→ **REQUIREMENT**
Select, from the material below, each line with "trin" in it.

→ **RECORDS SHOWN**
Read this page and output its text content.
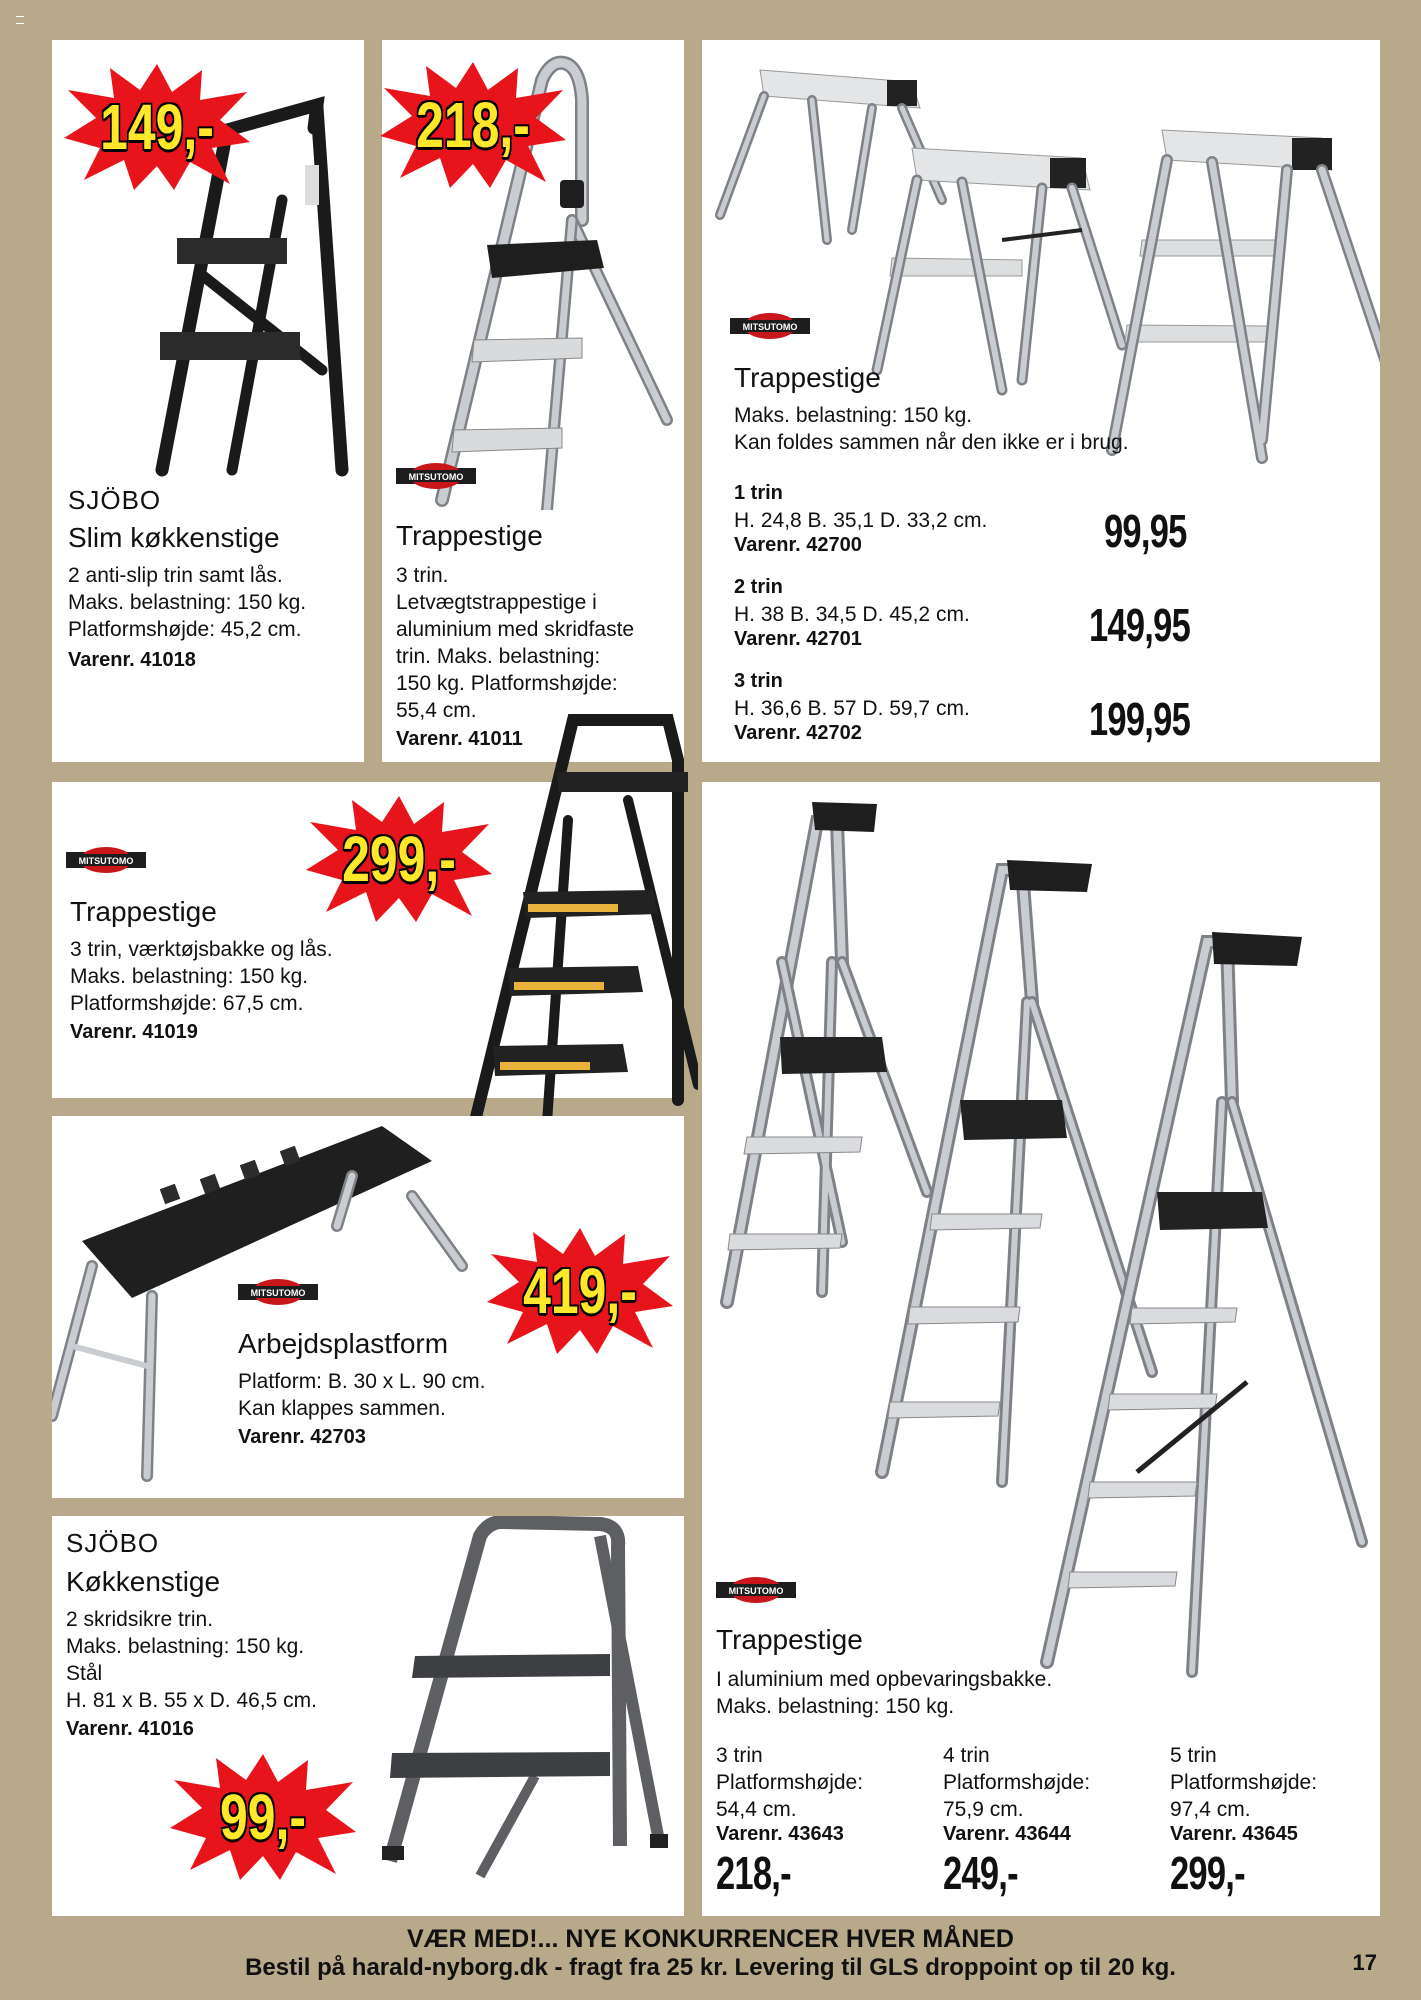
SJÖBO
Slim køkkenstige
2 anti-slip trin samt lås.
Maks. belastning: 150 kg.
Platformshøjde: 45,2 cm.
Varenr. 41018
149,-
MITSUTOMO
Trappestige
3 trin.
Letvægtstrappestige i
aluminium med skridfaste
trin. Maks. belastning:
150 kg. Platformshøjde:
55,4 cm.
Varenr. 41011
218,-
MITSUTOMO
Trappestige
Maks. belastning: 150 kg.
Kan foldes sammen når den ikke er i brug.
1 trin
H. 24,8 B. 35,1 D. 33,2 cm.
Varenr. 42700	99,95
2 trin
H. 38 B. 34,5 D. 45,2 cm.
Varenr. 42701	149,95
3 trin
H. 36,6 B. 57 D. 59,7 cm.
Varenr. 42702	199,95
MITSUTOMO
Trappestige
3 trin, værktøjsbakke og lås.
Maks. belastning: 150 kg.
Platformshøjde: 67,5 cm.
Varenr. 41019
299,-
MITSUTOMO
Arbejdsplastform
Platform: B. 30 x L. 90 cm.
Kan klappes sammen.
Varenr. 42703
419,-
SJÖBO
Køkkenstige
2 skridsikre trin.
Maks. belastning: 150 kg.
Stål
H. 81 x B. 55 x D. 46,5 cm.
Varenr. 41016
99,-
MITSUTOMO
Trappestige
I aluminium med opbevaringsbakke.
Maks. belastning: 150 kg.
3 trin
Platformshøjde:
54,4 cm.
Varenr. 43643
218,-
4 trin
Platformshøjde:
75,9 cm.
Varenr. 43644
249,-
5 trin
Platformshøjde:
97,4 cm.
Varenr. 43645
299,-
VÆR MED!... NYE KONKURRENCER HVER MÅNED
Bestil på harald-nyborg.dk - fragt fra 25 kr. Levering til GLS droppoint op til 20 kg.	17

→ **OUTPUT OF THE EXERCISE**
2 anti-slip trin samt lås.
3 trin.
trin. Maks. belastning:
1 trin
2 trin
3 trin
3 trin, værktøjsbakke og lås.
2 skridsikre trin.
3 trin
4 trin
5 trin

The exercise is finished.